[START OF GIVEN INFORMATION]
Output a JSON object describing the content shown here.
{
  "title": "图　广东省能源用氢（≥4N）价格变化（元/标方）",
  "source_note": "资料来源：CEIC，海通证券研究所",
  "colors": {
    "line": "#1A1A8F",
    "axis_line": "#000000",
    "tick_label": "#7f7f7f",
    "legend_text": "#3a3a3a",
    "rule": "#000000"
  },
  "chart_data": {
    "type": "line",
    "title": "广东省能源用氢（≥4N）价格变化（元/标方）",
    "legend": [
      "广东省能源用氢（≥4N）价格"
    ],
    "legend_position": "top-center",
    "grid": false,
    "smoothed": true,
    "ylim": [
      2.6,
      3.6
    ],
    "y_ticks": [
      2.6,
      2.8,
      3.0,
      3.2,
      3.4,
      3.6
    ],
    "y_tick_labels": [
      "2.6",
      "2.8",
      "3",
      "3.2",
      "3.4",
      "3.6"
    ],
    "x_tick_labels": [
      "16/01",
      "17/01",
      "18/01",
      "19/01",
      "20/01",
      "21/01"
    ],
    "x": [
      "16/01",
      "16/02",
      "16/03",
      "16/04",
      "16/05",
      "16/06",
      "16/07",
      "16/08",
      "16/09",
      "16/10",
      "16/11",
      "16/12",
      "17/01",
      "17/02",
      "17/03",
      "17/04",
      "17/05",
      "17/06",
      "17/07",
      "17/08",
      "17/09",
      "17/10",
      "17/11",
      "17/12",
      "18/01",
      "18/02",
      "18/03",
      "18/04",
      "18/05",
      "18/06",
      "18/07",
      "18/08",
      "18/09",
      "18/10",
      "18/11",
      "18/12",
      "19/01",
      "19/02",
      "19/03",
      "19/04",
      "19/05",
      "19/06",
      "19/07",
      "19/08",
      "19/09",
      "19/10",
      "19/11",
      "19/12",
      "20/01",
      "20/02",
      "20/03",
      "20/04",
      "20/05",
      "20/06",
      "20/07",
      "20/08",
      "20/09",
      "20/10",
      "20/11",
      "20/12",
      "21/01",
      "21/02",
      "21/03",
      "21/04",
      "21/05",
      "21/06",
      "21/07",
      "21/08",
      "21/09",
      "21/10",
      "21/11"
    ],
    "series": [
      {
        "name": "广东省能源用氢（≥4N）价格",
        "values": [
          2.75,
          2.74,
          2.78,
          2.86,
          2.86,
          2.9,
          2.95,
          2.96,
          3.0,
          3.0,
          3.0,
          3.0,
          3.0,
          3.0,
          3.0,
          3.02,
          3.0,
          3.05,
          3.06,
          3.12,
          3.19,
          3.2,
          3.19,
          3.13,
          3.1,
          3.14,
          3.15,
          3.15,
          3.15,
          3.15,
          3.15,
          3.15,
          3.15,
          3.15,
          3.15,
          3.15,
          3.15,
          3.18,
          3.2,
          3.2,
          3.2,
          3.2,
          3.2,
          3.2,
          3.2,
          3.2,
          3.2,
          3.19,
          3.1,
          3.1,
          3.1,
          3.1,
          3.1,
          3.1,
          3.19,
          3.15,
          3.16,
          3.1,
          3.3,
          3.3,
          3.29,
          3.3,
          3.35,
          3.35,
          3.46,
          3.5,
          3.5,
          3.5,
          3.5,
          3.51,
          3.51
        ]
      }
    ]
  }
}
[END OF GIVEN INFORMATION]
» **AIM OF THE TASK**
Write out every entry again, keeping each line exactly the same.

» **RESULT OF THE EXERCISE**
Output a JSON object describing the content shown here.
{
  "title": "图　广东省能源用氢（≥4N）价格变化（元/标方）",
  "source_note": "资料来源：CEIC，海通证券研究所",
  "colors": {
    "line": "#1A1A8F",
    "axis_line": "#000000",
    "tick_label": "#7f7f7f",
    "legend_text": "#3a3a3a",
    "rule": "#000000"
  },
  "chart_data": {
    "type": "line",
    "title": "广东省能源用氢（≥4N）价格变化（元/标方）",
    "legend": [
      "广东省能源用氢（≥4N）价格"
    ],
    "legend_position": "top-center",
    "grid": false,
    "smoothed": true,
    "ylim": [
      2.6,
      3.6
    ],
    "y_ticks": [
      2.6,
      2.8,
      3.0,
      3.2,
      3.4,
      3.6
    ],
    "y_tick_labels": [
      "2.6",
      "2.8",
      "3",
      "3.2",
      "3.4",
      "3.6"
    ],
    "x_tick_labels": [
      "16/01",
      "17/01",
      "18/01",
      "19/01",
      "20/01",
      "21/01"
    ],
    "x": [
      "16/01",
      "16/02",
      "16/03",
      "16/04",
      "16/05",
      "16/06",
      "16/07",
      "16/08",
      "16/09",
      "16/10",
      "16/11",
      "16/12",
      "17/01",
      "17/02",
      "17/03",
      "17/04",
      "17/05",
      "17/06",
      "17/07",
      "17/08",
      "17/09",
      "17/10",
      "17/11",
      "17/12",
      "18/01",
      "18/02",
      "18/03",
      "18/04",
      "18/05",
      "18/06",
      "18/07",
      "18/08",
      "18/09",
      "18/10",
      "18/11",
      "18/12",
      "19/01",
      "19/02",
      "19/03",
      "19/04",
      "19/05",
      "19/06",
      "19/07",
      "19/08",
      "19/09",
      "19/10",
      "19/11",
      "19/12",
      "20/01",
      "20/02",
      "20/03",
      "20/04",
      "20/05",
      "20/06",
      "20/07",
      "20/08",
      "20/09",
      "20/10",
      "20/11",
      "20/12",
      "21/01",
      "21/02",
      "21/03",
      "21/04",
      "21/05",
      "21/06",
      "21/07",
      "21/08",
      "21/09",
      "21/10",
      "21/11"
    ],
    "series": [
      {
        "name": "广东省能源用氢（≥4N）价格",
        "values": [
          2.75,
          2.74,
          2.78,
          2.86,
          2.86,
          2.9,
          2.95,
          2.96,
          3.0,
          3.0,
          3.0,
          3.0,
          3.0,
          3.0,
          3.0,
          3.02,
          3.0,
          3.05,
          3.06,
          3.12,
          3.19,
          3.2,
          3.19,
          3.13,
          3.1,
          3.14,
          3.15,
          3.15,
          3.15,
          3.15,
          3.15,
          3.15,
          3.15,
          3.15,
          3.15,
          3.15,
          3.15,
          3.18,
          3.2,
          3.2,
          3.2,
          3.2,
          3.2,
          3.2,
          3.2,
          3.2,
          3.2,
          3.19,
          3.1,
          3.1,
          3.1,
          3.1,
          3.1,
          3.1,
          3.19,
          3.15,
          3.16,
          3.1,
          3.3,
          3.3,
          3.29,
          3.3,
          3.35,
          3.35,
          3.46,
          3.5,
          3.5,
          3.5,
          3.5,
          3.51,
          3.51
        ]
      }
    ]
  }
}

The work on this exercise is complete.